Identify each line in the records below that contains the word "this", and copy it.

-.-.-

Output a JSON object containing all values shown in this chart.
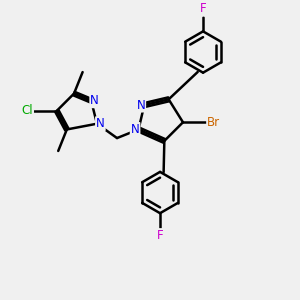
{
  "bg_color": "#f0f0f0",
  "bond_color": "#000000",
  "bond_width": 1.8,
  "atom_colors": {
    "N": "#0000ee",
    "Br": "#cc6600",
    "Cl": "#00aa00",
    "F": "#cc00cc",
    "C": "#000000"
  },
  "font_size_atom": 8.5,
  "dbo": 0.055
}
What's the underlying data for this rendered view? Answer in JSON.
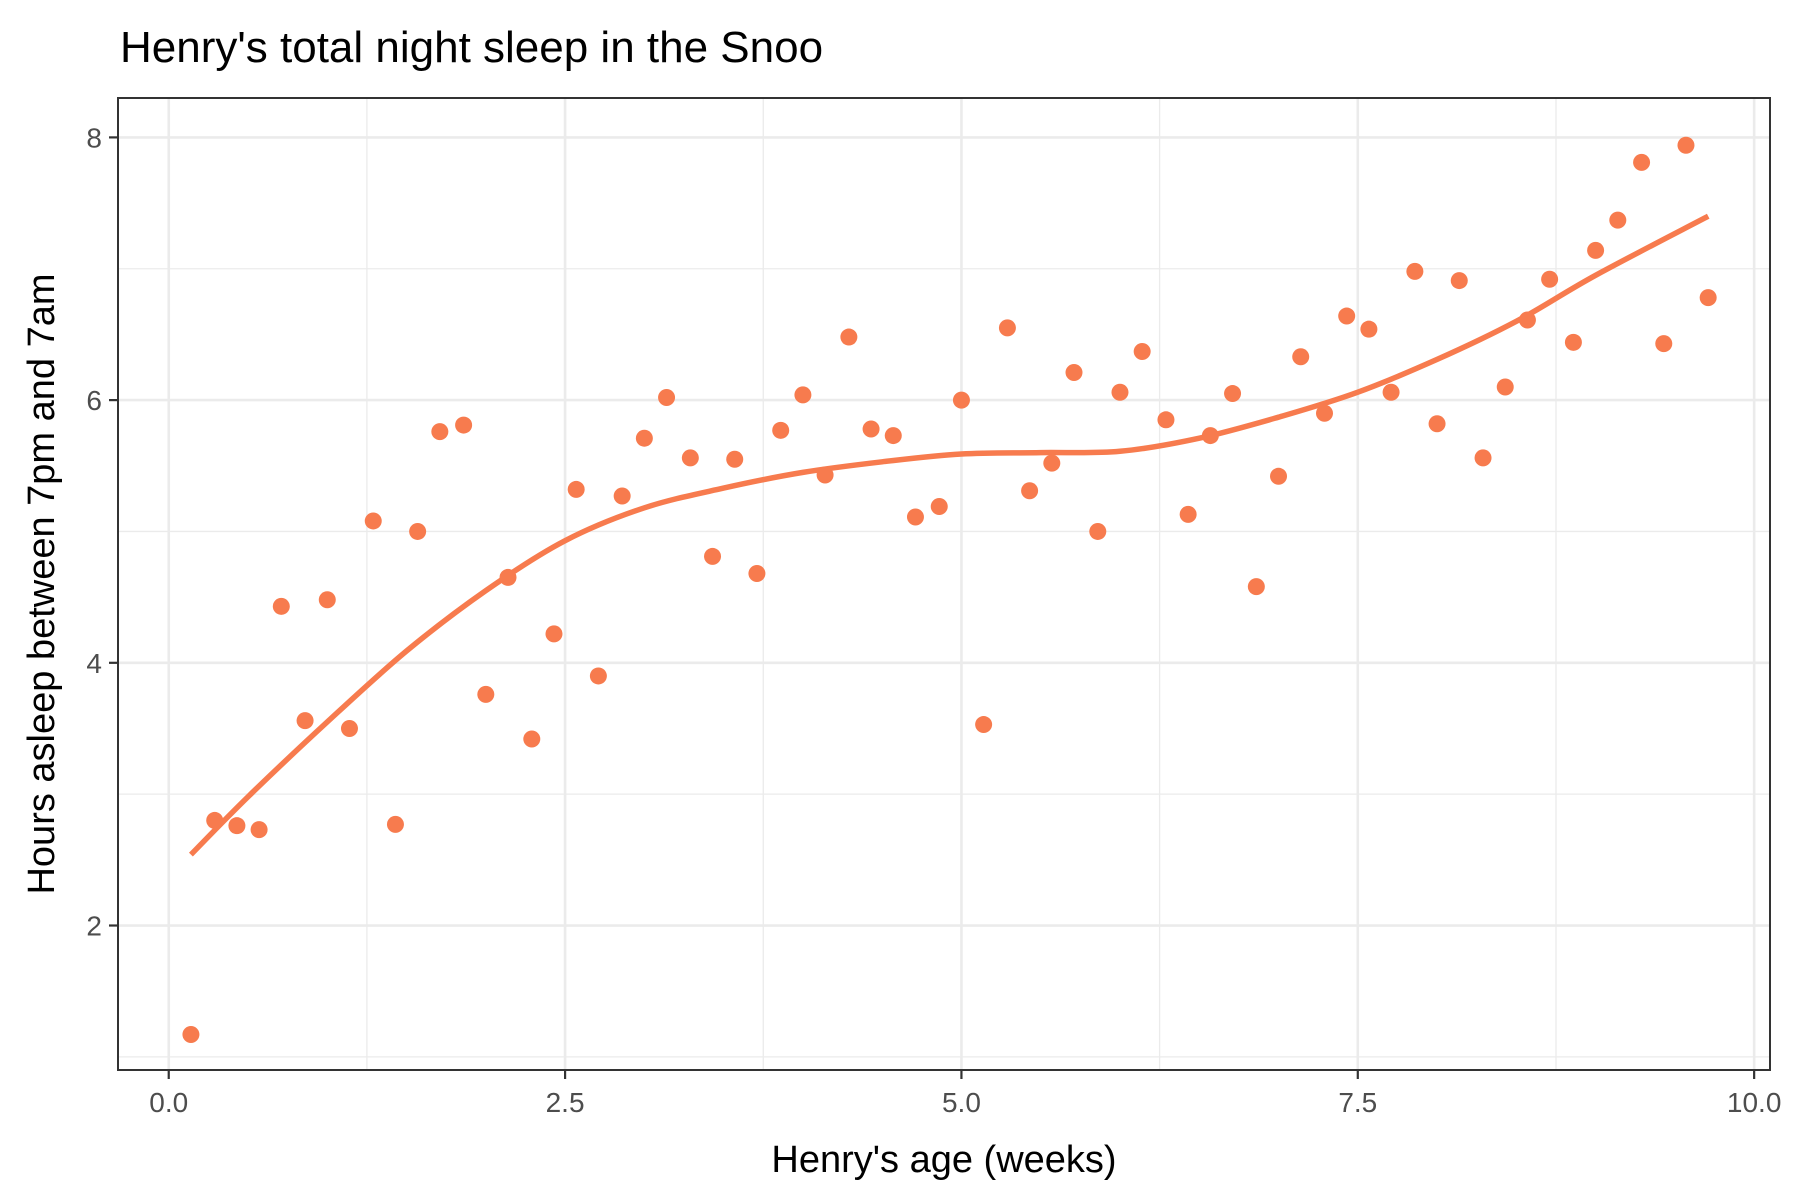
{
  "chart_data": {
    "type": "scatter",
    "title": "Henry's total night sleep in the Snoo",
    "xlabel": "Henry's age (weeks)",
    "ylabel": "Hours asleep between 7pm and 7am",
    "xlim": [
      -0.32,
      10.1
    ],
    "ylim": [
      0.9,
      8.3
    ],
    "x_ticks": [
      0.0,
      2.5,
      5.0,
      7.5,
      10.0
    ],
    "x_tick_labels": [
      "0.0",
      "2.5",
      "5.0",
      "7.5",
      "10.0"
    ],
    "x_minor": [
      1.25,
      3.75,
      6.25,
      8.75
    ],
    "y_ticks": [
      2,
      4,
      6,
      8
    ],
    "y_tick_labels": [
      "2",
      "4",
      "6",
      "8"
    ],
    "y_minor": [
      1,
      3,
      5,
      7
    ],
    "grid": true,
    "legend": "none",
    "point_color": "#f77b4e",
    "line_color": "#f77b4e",
    "series": [
      {
        "kind": "points",
        "points": [
          [
            0.14,
            1.17
          ],
          [
            0.29,
            2.8
          ],
          [
            0.43,
            2.76
          ],
          [
            0.57,
            2.73
          ],
          [
            0.71,
            4.43
          ],
          [
            0.86,
            3.56
          ],
          [
            1.0,
            4.48
          ],
          [
            1.14,
            3.5
          ],
          [
            1.29,
            5.08
          ],
          [
            1.43,
            2.77
          ],
          [
            1.57,
            5.0
          ],
          [
            1.71,
            5.76
          ],
          [
            1.86,
            5.81
          ],
          [
            2.0,
            3.76
          ],
          [
            2.14,
            4.65
          ],
          [
            2.29,
            3.42
          ],
          [
            2.43,
            4.22
          ],
          [
            2.57,
            5.32
          ],
          [
            2.71,
            3.9
          ],
          [
            2.86,
            5.27
          ],
          [
            3.0,
            5.71
          ],
          [
            3.14,
            6.02
          ],
          [
            3.29,
            5.56
          ],
          [
            3.43,
            4.81
          ],
          [
            3.57,
            5.55
          ],
          [
            3.71,
            4.68
          ],
          [
            3.86,
            5.77
          ],
          [
            4.0,
            6.04
          ],
          [
            4.14,
            5.43
          ],
          [
            4.29,
            6.48
          ],
          [
            4.43,
            5.78
          ],
          [
            4.57,
            5.73
          ],
          [
            4.71,
            5.11
          ],
          [
            4.86,
            5.19
          ],
          [
            5.0,
            6.0
          ],
          [
            5.14,
            3.53
          ],
          [
            5.29,
            6.55
          ],
          [
            5.43,
            5.31
          ],
          [
            5.57,
            5.52
          ],
          [
            5.71,
            6.21
          ],
          [
            5.86,
            5.0
          ],
          [
            6.0,
            6.06
          ],
          [
            6.14,
            6.37
          ],
          [
            6.29,
            5.85
          ],
          [
            6.43,
            5.13
          ],
          [
            6.57,
            5.73
          ],
          [
            6.71,
            6.05
          ],
          [
            6.86,
            4.58
          ],
          [
            7.0,
            5.42
          ],
          [
            7.14,
            6.33
          ],
          [
            7.29,
            5.9
          ],
          [
            7.43,
            6.64
          ],
          [
            7.57,
            6.54
          ],
          [
            7.71,
            6.06
          ],
          [
            7.86,
            6.98
          ],
          [
            8.0,
            5.82
          ],
          [
            8.14,
            6.91
          ],
          [
            8.29,
            5.56
          ],
          [
            8.43,
            6.1
          ],
          [
            8.57,
            6.61
          ],
          [
            8.71,
            6.92
          ],
          [
            8.86,
            6.44
          ],
          [
            9.0,
            7.14
          ],
          [
            9.14,
            7.37
          ],
          [
            9.29,
            7.81
          ],
          [
            9.43,
            6.43
          ],
          [
            9.57,
            7.94
          ],
          [
            9.71,
            6.78
          ]
        ]
      },
      {
        "kind": "smooth",
        "points": [
          [
            0.14,
            2.54
          ],
          [
            0.5,
            2.98
          ],
          [
            1.0,
            3.55
          ],
          [
            1.5,
            4.09
          ],
          [
            2.0,
            4.55
          ],
          [
            2.5,
            4.93
          ],
          [
            3.0,
            5.18
          ],
          [
            3.5,
            5.33
          ],
          [
            4.0,
            5.45
          ],
          [
            4.5,
            5.53
          ],
          [
            5.0,
            5.59
          ],
          [
            5.5,
            5.6
          ],
          [
            6.0,
            5.61
          ],
          [
            6.5,
            5.71
          ],
          [
            7.0,
            5.87
          ],
          [
            7.5,
            6.06
          ],
          [
            8.0,
            6.31
          ],
          [
            8.5,
            6.6
          ],
          [
            9.0,
            6.95
          ],
          [
            9.71,
            7.4
          ]
        ]
      }
    ]
  }
}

-.-.-

Correct response:
Output a JSON object containing all values shown in this chart.
What's the underlying data for this rendered view? Answer in JSON.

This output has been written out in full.